:: Provided records

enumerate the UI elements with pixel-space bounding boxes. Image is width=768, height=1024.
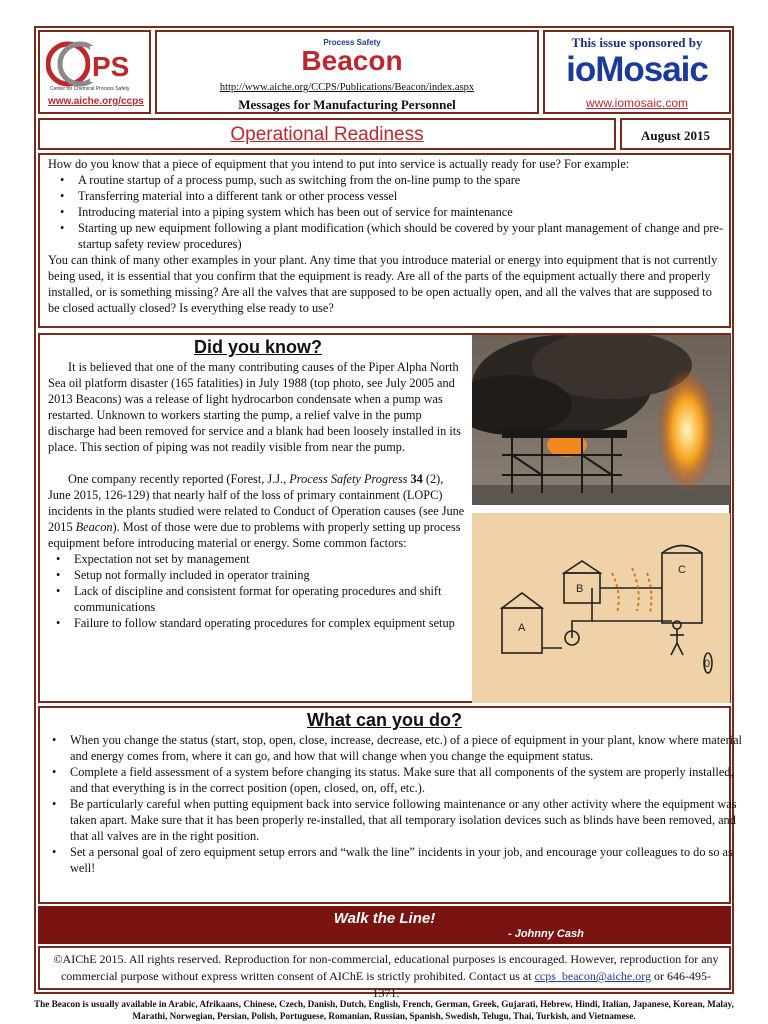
- list-item: • Setup not formally included in operator training: [74, 567, 468, 583]
- list-item: • Failure to follow standard operating procedures for complex equipment setup: [74, 615, 468, 631]
- intro-closing: You can think of many other examples in your plant. Any time that you introduce material or energy into equipment that is not currently being used, it is essential that you confirm that the equipment is ready. Are all of the parts of the equipment actually there and properly installed, or is something missing? Are all the valves that are supposed to be open actually open, and all the valves that are supposed to be closed actually closed? Is everything else ready to use?: [48, 253, 718, 315]
- list-item: • Complete a field assessment of a system before changing its status. Make sure that all components of the system are properly installed, and that everything is in the correct position (open, closed, on, off, etc.).: [70, 764, 746, 796]
- walk-the-line-sketch: [472, 513, 730, 703]
- svg-text:Center for Chemical Process Sa: Center for Chemical Process Safety: [50, 86, 130, 92]
- svg-text:PS: PS: [92, 51, 130, 82]
- issue-date: August 2015: [641, 128, 710, 143]
- did-you-know-title: Did you know?: [194, 337, 322, 357]
- sketch-label-c: C: [678, 564, 686, 576]
- copyright-box: [38, 946, 731, 1000]
- lopc-paragraph: One company recently reported (Forest, J.J., Process Safety Progress 34 (2), June 2015, 126-129) that nearly half of the loss of primary containment (LOPC) incidents in the plants studied were related to Conduct of Operation causes (see June 2015 Beacon). Most of those were due to problems with properly setting up process equipment before introducing material or energy. Some common factors:: [48, 472, 465, 550]
- what-can-you-do-section: [38, 706, 742, 904]
- list-item: • Introducing material into a piping system which has been out of service for maintenance: [78, 204, 724, 220]
- sponsor-url-link[interactable]: www.iomosaic.com: [585, 96, 689, 110]
- what-can-you-do-title: What can you do?: [307, 710, 462, 730]
- beacon-name: Beacon: [301, 45, 403, 76]
- piper-alpha-paragraph: It is believed that one of the many contributing causes of the Piper Alpha North Sea oil platform disaster (165 fatalities) in July 1988 (top photo, see July 2005 and 2013 Beacons) was a release of light hydrocarbon condensate when a pump was restarted. Unknown to workers starting the pump, a relief valve in the pump discharge had been removed for service and a blank had been loosely installed in its place. This section of piping was not readily visible from near the pump.: [48, 360, 461, 454]
- issue-title: Operational Readiness: [230, 124, 424, 145]
- beacon-url-link[interactable]: http://www.aiche.org/CCPS/Publications/Beacon/index.aspx: [219, 82, 475, 93]
- ccps-logo: [46, 38, 146, 92]
- copyright-text: ©AIChE 2015. All rights reserved. Reproduction for non-commercial, educational purposes is encouraged. However, reproduction for any commercial purpose without express written consent of AIChE is strictly prohibited. Contact us at ccps_beacon@aiche.org or 646-495-1371.: [53, 952, 719, 1000]
- did-you-know-section: [38, 333, 731, 703]
- list-item: • Starting up new equipment following a plant modification (which should be covered by your plant management of change and pre-startup safety review procedures): [78, 220, 724, 252]
- did-you-know-body: [48, 359, 468, 631]
- beacon-tagline: Process Safety: [323, 38, 381, 47]
- list-item: • A routine startup of a process pump, such as switching from the on-line pump to the spare: [78, 172, 724, 188]
- beacon-subtitle: Messages for Manufacturing Personnel: [238, 97, 456, 112]
- quote-text: Walk the Line!: [333, 910, 436, 927]
- list-item: • Transferring material into a different tank or other process vessel: [78, 188, 724, 204]
- sketch-label-0: 0: [704, 658, 711, 670]
- list-item: • When you change the status (start, stop, open, close, increase, decrease, etc.) of a piece of equipment in your plant, know where material and energy comes from, where it can go, and how that will change when you change the equipment status.: [70, 732, 746, 764]
- beacon-logo: [282, 36, 422, 76]
- ccps-url-link[interactable]: www.aiche.org/ccps: [48, 96, 144, 107]
- actions-list: [40, 732, 746, 876]
- sponsor-label: This issue sponsored by: [571, 35, 703, 50]
- list-item: • Set a personal goal of zero equipment setup errors and “walk the line” incidents in your job, and encourage your colleagues to do so as well!: [70, 844, 746, 876]
- beacon-header: [155, 30, 539, 114]
- common-factors-list: [48, 551, 468, 631]
- piper-alpha-photo: [472, 335, 730, 505]
- languages-note: The Beacon is usually available in Arabic, Afrikaans, Chinese, Czech, Danish, Dutch, English, French, German, Greek, Gujarati, Hebrew, Hindi, Italian, Japanese, Korean, Malay, Marathi, Norwegian, Persian, Polish, Portuguese, Romanian, Russian, Spanish, Swedish, Telugu, Thai, Turkish, and Vietnamese.: [34, 999, 734, 1021]
- quote-attribution: - Johnny Cash: [508, 928, 584, 940]
- sketch-label-a: A: [518, 622, 526, 634]
- list-item: • Be particularly careful when putting equipment back into service following maintenance or any other activity where the equipment was taken apart. Make sure that it has been properly re-installed, that all temporary isolation devices such as blinds have been removed, and that all valves are in the right position.: [70, 796, 746, 844]
- issue-date-box: [620, 118, 731, 150]
- ccps-logo-box: [38, 30, 151, 114]
- intro-lead: How do you know that a piece of equipment that you intend to put into service is actually ready for use? For example:: [48, 157, 630, 171]
- quote-banner: [38, 906, 731, 944]
- intro-examples-list: [48, 172, 724, 252]
- intro-section: [38, 153, 731, 328]
- sponsor-box: [543, 30, 731, 114]
- sketch-label-b: B: [576, 583, 584, 595]
- sponsor-logo: ioMosaic: [566, 50, 708, 89]
- list-item: • Expectation not set by management: [74, 551, 468, 567]
- list-item: • Lack of discipline and consistent format for operating procedures and shift communications: [74, 583, 468, 615]
- contact-email-link[interactable]: ccps_beacon@aiche.org: [534, 969, 652, 983]
- issue-title-box: [38, 118, 616, 150]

::::

- _Problem description_: Please reproduce the listing above verbatim, line by line, leaving out any pictures.

- _Answer to this problem_:
enumerate the UI elements with pixel-space bounding boxes. Image is width=768, height=1024.
- list-item: • Setup not formally included in operator training: [74, 567, 468, 583]
- list-item: • Failure to follow standard operating procedures for complex equipment setup: [74, 615, 468, 631]
- intro-closing: You can think of many other examples in your plant. Any time that you introduce material or energy into equipment that is not currently being used, it is essential that you confirm that the equipment is ready. Are all of the parts of the equipment actually there and properly installed, or is something missing? Are all the valves that are supposed to be open actually open, and all the valves that are supposed to be closed actually closed? Is everything else ready to use?: [48, 253, 718, 315]
- list-item: • Complete a field assessment of a system before changing its status. Make sure that all components of the system are properly installed, and that everything is in the correct position (open, closed, on, off, etc.).: [70, 764, 746, 796]
- walk-the-line-sketch: [472, 513, 730, 703]
- svg-text:Center for Chemical Process Sa: Center for Chemical Process Safety: [50, 86, 130, 92]
- svg-text:PS: PS: [92, 51, 130, 82]
- issue-date: August 2015: [641, 128, 710, 143]
- did-you-know-title: Did you know?: [194, 337, 322, 357]
- sketch-label-c: C: [678, 564, 686, 576]
- copyright-box: [38, 946, 731, 1000]
- lopc-paragraph: One company recently reported (Forest, J.J., Process Safety Progress 34 (2), June 2015, 126-129) that nearly half of the loss of primary containment (LOPC) incidents in the plants studied were related to Conduct of Operation causes (see June 2015 Beacon). Most of those were due to problems with properly setting up process equipment before introducing material or energy. Some common factors:: [48, 472, 465, 550]
- what-can-you-do-section: [38, 706, 742, 904]
- list-item: • Introducing material into a piping system which has been out of service for maintenance: [78, 204, 724, 220]
- sponsor-url-link[interactable]: www.iomosaic.com: [585, 96, 689, 110]
- what-can-you-do-title: What can you do?: [307, 710, 462, 730]
- beacon-name: Beacon: [301, 45, 403, 76]
- piper-alpha-paragraph: It is believed that one of the many contributing causes of the Piper Alpha North Sea oil platform disaster (165 fatalities) in July 1988 (top photo, see July 2005 and 2013 Beacons) was a release of light hydrocarbon condensate when a pump was restarted. Unknown to workers starting the pump, a relief valve in the pump discharge had been removed for service and a blank had been loosely installed in its place. This section of piping was not readily visible from near the pump.: [48, 360, 461, 454]
- issue-title: Operational Readiness: [230, 124, 424, 145]
- beacon-url-link[interactable]: http://www.aiche.org/CCPS/Publications/Beacon/index.aspx: [219, 82, 475, 93]
- ccps-logo: [46, 38, 146, 92]
- copyright-text: ©AIChE 2015. All rights reserved. Reproduction for non-commercial, educational purposes is encouraged. However, reproduction for any commercial purpose without express written consent of AIChE is strictly prohibited. Contact us at ccps_beacon@aiche.org or 646-495-1371.: [53, 952, 719, 1000]
- did-you-know-section: [38, 333, 731, 703]
- list-item: • Starting up new equipment following a plant modification (which should be covered by your plant management of change and pre-startup safety review procedures): [78, 220, 724, 252]
- did-you-know-body: [48, 359, 468, 631]
- beacon-tagline: Process Safety: [323, 38, 381, 47]
- list-item: • A routine startup of a process pump, such as switching from the on-line pump to the spare: [78, 172, 724, 188]
- beacon-subtitle: Messages for Manufacturing Personnel: [238, 97, 456, 112]
- quote-text: Walk the Line!: [333, 910, 436, 927]
- list-item: • Transferring material into a different tank or other process vessel: [78, 188, 724, 204]
- sketch-label-0: 0: [704, 658, 711, 670]
- list-item: • When you change the status (start, stop, open, close, increase, decrease, etc.) of a piece of equipment in your plant, know where material and energy comes from, where it can go, and how that will change when you change the equipment status.: [70, 732, 746, 764]
- beacon-logo: [282, 36, 422, 76]
- ccps-url-link[interactable]: www.aiche.org/ccps: [48, 96, 144, 107]
- actions-list: [40, 732, 746, 876]
- sponsor-label: This issue sponsored by: [571, 35, 703, 50]
- list-item: • Set a personal goal of zero equipment setup errors and “walk the line” incidents in your job, and encourage your colleagues to do so as well!: [70, 844, 746, 876]
- beacon-header: [155, 30, 539, 114]
- common-factors-list: [48, 551, 468, 631]
- piper-alpha-photo: [472, 335, 730, 505]
- languages-note: The Beacon is usually available in Arabic, Afrikaans, Chinese, Czech, Danish, Dutch, English, French, German, Greek, Gujarati, Hebrew, Hindi, Italian, Japanese, Korean, Malay, Marathi, Norwegian, Persian, Polish, Portuguese, Romanian, Russian, Spanish, Swedish, Telugu, Thai, Turkish, and Vietnamese.: [34, 999, 734, 1021]
- quote-attribution: - Johnny Cash: [508, 928, 584, 940]
- sketch-label-a: A: [518, 622, 526, 634]
- list-item: • Be particularly careful when putting equipment back into service following maintenance or any other activity where the equipment was taken apart. Make sure that it has been properly re-installed, that all temporary isolation devices such as blinds have been removed, and that all valves are in the right position.: [70, 796, 746, 844]
- issue-date-box: [620, 118, 731, 150]
- ccps-logo-box: [38, 30, 151, 114]
- intro-lead: How do you know that a piece of equipment that you intend to put into service is actually ready for use? For example:: [48, 157, 630, 171]
- quote-banner: [38, 906, 731, 944]
- intro-examples-list: [48, 172, 724, 252]
- intro-section: [38, 153, 731, 328]
- sponsor-box: [543, 30, 731, 114]
- sketch-label-b: B: [576, 583, 584, 595]
- sponsor-logo: ioMosaic: [566, 50, 708, 89]
- list-item: • Expectation not set by management: [74, 551, 468, 567]
- list-item: • Lack of discipline and consistent format for operating procedures and shift communications: [74, 583, 468, 615]
- contact-email-link[interactable]: ccps_beacon@aiche.org: [534, 969, 652, 983]
- issue-title-box: [38, 118, 616, 150]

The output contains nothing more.